GOAL OF THE EXERCISE >> In the material below, the lines containing the word "document" are required; copy each of them.

DATA EXCERPTS >>
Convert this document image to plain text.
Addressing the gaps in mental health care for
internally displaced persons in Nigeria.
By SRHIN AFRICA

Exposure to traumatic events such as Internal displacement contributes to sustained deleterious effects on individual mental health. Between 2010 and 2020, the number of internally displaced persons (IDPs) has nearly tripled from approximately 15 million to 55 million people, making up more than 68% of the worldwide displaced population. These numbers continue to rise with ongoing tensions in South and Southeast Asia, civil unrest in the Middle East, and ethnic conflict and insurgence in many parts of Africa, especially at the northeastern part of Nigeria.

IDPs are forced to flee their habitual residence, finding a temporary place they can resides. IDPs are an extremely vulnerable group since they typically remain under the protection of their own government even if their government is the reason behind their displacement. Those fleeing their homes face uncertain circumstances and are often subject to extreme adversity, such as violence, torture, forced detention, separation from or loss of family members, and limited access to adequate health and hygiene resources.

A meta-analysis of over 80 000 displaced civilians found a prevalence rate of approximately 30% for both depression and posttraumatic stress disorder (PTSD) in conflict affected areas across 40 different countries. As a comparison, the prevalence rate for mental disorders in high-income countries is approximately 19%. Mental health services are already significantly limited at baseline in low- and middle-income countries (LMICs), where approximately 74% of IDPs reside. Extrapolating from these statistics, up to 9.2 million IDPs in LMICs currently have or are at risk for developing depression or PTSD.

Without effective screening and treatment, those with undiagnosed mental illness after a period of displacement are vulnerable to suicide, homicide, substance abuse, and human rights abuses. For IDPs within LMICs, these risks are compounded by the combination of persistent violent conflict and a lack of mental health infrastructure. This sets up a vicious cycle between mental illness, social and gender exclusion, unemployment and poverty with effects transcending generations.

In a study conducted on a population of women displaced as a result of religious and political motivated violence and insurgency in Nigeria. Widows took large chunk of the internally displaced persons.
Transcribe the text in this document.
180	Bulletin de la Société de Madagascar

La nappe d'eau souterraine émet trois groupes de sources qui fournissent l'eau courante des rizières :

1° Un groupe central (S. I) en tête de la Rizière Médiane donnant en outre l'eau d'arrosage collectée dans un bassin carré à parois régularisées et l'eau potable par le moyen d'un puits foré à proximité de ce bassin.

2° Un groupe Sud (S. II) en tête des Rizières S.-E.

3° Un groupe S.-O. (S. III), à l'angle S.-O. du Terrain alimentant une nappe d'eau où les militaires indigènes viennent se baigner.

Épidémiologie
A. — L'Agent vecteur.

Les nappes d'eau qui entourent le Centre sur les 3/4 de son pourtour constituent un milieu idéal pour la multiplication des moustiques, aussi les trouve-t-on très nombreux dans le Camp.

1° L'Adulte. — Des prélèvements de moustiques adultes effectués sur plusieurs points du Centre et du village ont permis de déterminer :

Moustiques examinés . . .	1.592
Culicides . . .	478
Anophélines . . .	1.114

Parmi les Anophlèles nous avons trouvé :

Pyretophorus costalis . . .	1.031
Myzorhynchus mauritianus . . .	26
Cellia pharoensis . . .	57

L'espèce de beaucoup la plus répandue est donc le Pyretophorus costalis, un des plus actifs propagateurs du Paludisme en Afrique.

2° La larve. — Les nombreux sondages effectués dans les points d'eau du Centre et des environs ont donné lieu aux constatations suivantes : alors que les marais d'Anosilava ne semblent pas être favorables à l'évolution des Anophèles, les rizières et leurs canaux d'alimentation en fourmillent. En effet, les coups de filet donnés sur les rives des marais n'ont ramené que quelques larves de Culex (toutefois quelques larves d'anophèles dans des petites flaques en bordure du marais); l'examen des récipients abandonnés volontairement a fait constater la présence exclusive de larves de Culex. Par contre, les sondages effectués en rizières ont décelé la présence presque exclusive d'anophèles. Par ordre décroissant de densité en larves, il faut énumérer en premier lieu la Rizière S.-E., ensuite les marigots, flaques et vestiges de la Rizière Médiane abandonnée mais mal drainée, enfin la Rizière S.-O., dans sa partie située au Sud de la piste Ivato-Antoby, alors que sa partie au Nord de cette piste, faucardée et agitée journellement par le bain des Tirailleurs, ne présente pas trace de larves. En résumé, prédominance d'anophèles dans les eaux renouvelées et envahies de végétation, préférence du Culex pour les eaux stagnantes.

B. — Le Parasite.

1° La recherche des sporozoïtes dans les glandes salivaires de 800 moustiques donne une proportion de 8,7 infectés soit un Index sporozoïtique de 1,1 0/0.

WRITTEN RESPONSE >>
Convert this document image to plain text.
Transcribe the text in this document.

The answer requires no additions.